── Stored rows
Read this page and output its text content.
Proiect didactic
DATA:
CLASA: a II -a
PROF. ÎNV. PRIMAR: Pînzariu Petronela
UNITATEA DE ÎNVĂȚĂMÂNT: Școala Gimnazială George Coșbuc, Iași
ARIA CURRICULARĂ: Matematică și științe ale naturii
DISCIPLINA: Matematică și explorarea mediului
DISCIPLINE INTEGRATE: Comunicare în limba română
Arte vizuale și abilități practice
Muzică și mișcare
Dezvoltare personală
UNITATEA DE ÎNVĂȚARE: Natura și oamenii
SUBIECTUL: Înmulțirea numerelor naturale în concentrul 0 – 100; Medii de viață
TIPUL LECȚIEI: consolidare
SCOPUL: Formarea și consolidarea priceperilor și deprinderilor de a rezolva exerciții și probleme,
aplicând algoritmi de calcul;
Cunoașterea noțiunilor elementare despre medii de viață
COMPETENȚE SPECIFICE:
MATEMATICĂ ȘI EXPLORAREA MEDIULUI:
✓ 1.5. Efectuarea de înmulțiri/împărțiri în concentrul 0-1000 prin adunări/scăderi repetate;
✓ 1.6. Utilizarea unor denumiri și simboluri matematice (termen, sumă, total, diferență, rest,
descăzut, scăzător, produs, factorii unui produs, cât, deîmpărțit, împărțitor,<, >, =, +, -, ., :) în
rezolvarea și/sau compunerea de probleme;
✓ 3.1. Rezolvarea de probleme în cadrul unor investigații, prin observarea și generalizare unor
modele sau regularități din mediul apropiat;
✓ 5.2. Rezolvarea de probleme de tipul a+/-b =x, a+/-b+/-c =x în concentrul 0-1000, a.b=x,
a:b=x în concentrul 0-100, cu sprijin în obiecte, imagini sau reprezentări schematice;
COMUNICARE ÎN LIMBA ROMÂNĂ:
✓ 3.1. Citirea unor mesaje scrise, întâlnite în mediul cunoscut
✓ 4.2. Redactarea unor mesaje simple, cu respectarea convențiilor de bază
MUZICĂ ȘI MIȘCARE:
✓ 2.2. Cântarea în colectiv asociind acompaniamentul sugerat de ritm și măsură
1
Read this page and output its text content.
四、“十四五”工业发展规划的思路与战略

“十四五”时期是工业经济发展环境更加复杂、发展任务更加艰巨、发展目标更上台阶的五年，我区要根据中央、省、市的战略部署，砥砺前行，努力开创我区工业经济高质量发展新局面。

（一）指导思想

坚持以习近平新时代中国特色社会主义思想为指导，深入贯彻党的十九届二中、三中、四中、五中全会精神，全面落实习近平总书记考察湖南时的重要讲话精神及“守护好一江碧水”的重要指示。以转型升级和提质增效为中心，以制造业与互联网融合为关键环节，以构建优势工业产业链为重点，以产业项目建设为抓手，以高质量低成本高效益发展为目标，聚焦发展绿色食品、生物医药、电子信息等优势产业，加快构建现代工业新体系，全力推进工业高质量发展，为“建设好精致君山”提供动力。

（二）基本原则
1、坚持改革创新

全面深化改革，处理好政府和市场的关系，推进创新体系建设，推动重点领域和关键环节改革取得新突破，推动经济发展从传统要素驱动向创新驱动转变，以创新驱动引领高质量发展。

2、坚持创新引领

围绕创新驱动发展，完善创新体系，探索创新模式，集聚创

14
────
> Goal
In the records above, collect each line with "mesaje".

> Finished exercise
✓ 3.1. Citirea unor mesaje scrise, întâlnite în mediul cunoscut
✓ 4.2. Redactarea unor mesaje simple, cu respectarea convențiilor de bază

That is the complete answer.